## What the task asks
Reproduce the complete listing without any deviation.

## Items from a figure collection
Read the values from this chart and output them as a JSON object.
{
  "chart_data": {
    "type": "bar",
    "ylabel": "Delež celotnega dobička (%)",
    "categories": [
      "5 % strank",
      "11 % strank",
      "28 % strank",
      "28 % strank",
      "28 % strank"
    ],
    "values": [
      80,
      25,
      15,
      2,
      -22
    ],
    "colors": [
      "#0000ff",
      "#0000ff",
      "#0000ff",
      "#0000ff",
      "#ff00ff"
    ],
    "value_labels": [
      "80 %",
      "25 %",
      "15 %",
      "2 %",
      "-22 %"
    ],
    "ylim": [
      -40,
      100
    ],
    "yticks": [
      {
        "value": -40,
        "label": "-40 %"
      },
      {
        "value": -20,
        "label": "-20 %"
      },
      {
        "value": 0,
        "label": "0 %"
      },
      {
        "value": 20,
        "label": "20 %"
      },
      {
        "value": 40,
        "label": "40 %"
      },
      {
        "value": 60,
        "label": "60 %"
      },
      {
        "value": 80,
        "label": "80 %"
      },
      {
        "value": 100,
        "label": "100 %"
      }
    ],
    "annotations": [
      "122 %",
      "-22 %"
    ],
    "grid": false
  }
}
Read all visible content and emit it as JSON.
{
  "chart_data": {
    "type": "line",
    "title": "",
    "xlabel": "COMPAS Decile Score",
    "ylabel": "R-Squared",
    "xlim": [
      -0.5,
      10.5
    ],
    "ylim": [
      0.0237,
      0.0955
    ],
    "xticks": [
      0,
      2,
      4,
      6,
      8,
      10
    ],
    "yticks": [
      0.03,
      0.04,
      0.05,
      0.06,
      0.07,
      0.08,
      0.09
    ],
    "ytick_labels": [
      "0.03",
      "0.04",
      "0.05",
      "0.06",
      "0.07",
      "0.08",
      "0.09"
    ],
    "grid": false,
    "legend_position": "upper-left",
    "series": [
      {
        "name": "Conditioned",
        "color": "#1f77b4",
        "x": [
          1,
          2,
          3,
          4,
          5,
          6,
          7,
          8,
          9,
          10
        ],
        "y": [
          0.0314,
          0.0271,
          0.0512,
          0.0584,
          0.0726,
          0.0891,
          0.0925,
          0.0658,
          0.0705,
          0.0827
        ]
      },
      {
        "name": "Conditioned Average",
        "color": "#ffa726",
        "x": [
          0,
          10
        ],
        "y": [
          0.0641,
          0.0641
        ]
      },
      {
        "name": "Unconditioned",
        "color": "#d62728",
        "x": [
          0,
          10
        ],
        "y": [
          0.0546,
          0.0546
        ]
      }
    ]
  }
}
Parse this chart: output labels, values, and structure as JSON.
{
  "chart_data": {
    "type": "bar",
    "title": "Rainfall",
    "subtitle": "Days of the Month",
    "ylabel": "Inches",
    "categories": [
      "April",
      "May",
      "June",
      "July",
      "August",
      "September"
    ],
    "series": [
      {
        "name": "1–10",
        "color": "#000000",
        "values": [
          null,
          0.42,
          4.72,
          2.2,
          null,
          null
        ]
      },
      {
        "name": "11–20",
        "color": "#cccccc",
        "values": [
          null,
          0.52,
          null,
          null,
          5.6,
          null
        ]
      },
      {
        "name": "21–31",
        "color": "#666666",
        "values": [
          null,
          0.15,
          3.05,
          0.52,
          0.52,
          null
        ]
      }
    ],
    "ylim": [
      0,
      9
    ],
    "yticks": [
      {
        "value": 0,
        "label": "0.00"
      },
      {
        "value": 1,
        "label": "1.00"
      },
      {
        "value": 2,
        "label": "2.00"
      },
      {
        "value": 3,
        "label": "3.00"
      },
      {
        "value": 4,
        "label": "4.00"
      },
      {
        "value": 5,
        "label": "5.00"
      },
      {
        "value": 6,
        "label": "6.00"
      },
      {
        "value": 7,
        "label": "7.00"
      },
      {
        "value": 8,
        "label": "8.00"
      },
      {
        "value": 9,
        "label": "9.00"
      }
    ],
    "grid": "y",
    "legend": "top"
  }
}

## The completed task
Read the values from this chart and output them as a JSON object.
{
  "chart_data": {
    "type": "bar",
    "ylabel": "Delež celotnega dobička (%)",
    "categories": [
      "5 % strank",
      "11 % strank",
      "28 % strank",
      "28 % strank",
      "28 % strank"
    ],
    "values": [
      80,
      25,
      15,
      2,
      -22
    ],
    "colors": [
      "#0000ff",
      "#0000ff",
      "#0000ff",
      "#0000ff",
      "#ff00ff"
    ],
    "value_labels": [
      "80 %",
      "25 %",
      "15 %",
      "2 %",
      "-22 %"
    ],
    "ylim": [
      -40,
      100
    ],
    "yticks": [
      {
        "value": -40,
        "label": "-40 %"
      },
      {
        "value": -20,
        "label": "-20 %"
      },
      {
        "value": 0,
        "label": "0 %"
      },
      {
        "value": 20,
        "label": "20 %"
      },
      {
        "value": 40,
        "label": "40 %"
      },
      {
        "value": 60,
        "label": "60 %"
      },
      {
        "value": 80,
        "label": "80 %"
      },
      {
        "value": 100,
        "label": "100 %"
      }
    ],
    "annotations": [
      "122 %",
      "-22 %"
    ],
    "grid": false
  }
}
Read all visible content and emit it as JSON.
{
  "chart_data": {
    "type": "line",
    "title": "",
    "xlabel": "COMPAS Decile Score",
    "ylabel": "R-Squared",
    "xlim": [
      -0.5,
      10.5
    ],
    "ylim": [
      0.0237,
      0.0955
    ],
    "xticks": [
      0,
      2,
      4,
      6,
      8,
      10
    ],
    "yticks": [
      0.03,
      0.04,
      0.05,
      0.06,
      0.07,
      0.08,
      0.09
    ],
    "ytick_labels": [
      "0.03",
      "0.04",
      "0.05",
      "0.06",
      "0.07",
      "0.08",
      "0.09"
    ],
    "grid": false,
    "legend_position": "upper-left",
    "series": [
      {
        "name": "Conditioned",
        "color": "#1f77b4",
        "x": [
          1,
          2,
          3,
          4,
          5,
          6,
          7,
          8,
          9,
          10
        ],
        "y": [
          0.0314,
          0.0271,
          0.0512,
          0.0584,
          0.0726,
          0.0891,
          0.0925,
          0.0658,
          0.0705,
          0.0827
        ]
      },
      {
        "name": "Conditioned Average",
        "color": "#ffa726",
        "x": [
          0,
          10
        ],
        "y": [
          0.0641,
          0.0641
        ]
      },
      {
        "name": "Unconditioned",
        "color": "#d62728",
        "x": [
          0,
          10
        ],
        "y": [
          0.0546,
          0.0546
        ]
      }
    ]
  }
}
Parse this chart: output labels, values, and structure as JSON.
{
  "chart_data": {
    "type": "bar",
    "title": "Rainfall",
    "subtitle": "Days of the Month",
    "ylabel": "Inches",
    "categories": [
      "April",
      "May",
      "June",
      "July",
      "August",
      "September"
    ],
    "series": [
      {
        "name": "1–10",
        "color": "#000000",
        "values": [
          null,
          0.42,
          4.72,
          2.2,
          null,
          null
        ]
      },
      {
        "name": "11–20",
        "color": "#cccccc",
        "values": [
          null,
          0.52,
          null,
          null,
          5.6,
          null
        ]
      },
      {
        "name": "21–31",
        "color": "#666666",
        "values": [
          null,
          0.15,
          3.05,
          0.52,
          0.52,
          null
        ]
      }
    ],
    "ylim": [
      0,
      9
    ],
    "yticks": [
      {
        "value": 0,
        "label": "0.00"
      },
      {
        "value": 1,
        "label": "1.00"
      },
      {
        "value": 2,
        "label": "2.00"
      },
      {
        "value": 3,
        "label": "3.00"
      },
      {
        "value": 4,
        "label": "4.00"
      },
      {
        "value": 5,
        "label": "5.00"
      },
      {
        "value": 6,
        "label": "6.00"
      },
      {
        "value": 7,
        "label": "7.00"
      },
      {
        "value": 8,
        "label": "8.00"
      },
      {
        "value": 9,
        "label": "9.00"
      }
    ],
    "grid": "y",
    "legend": "top"
  }
}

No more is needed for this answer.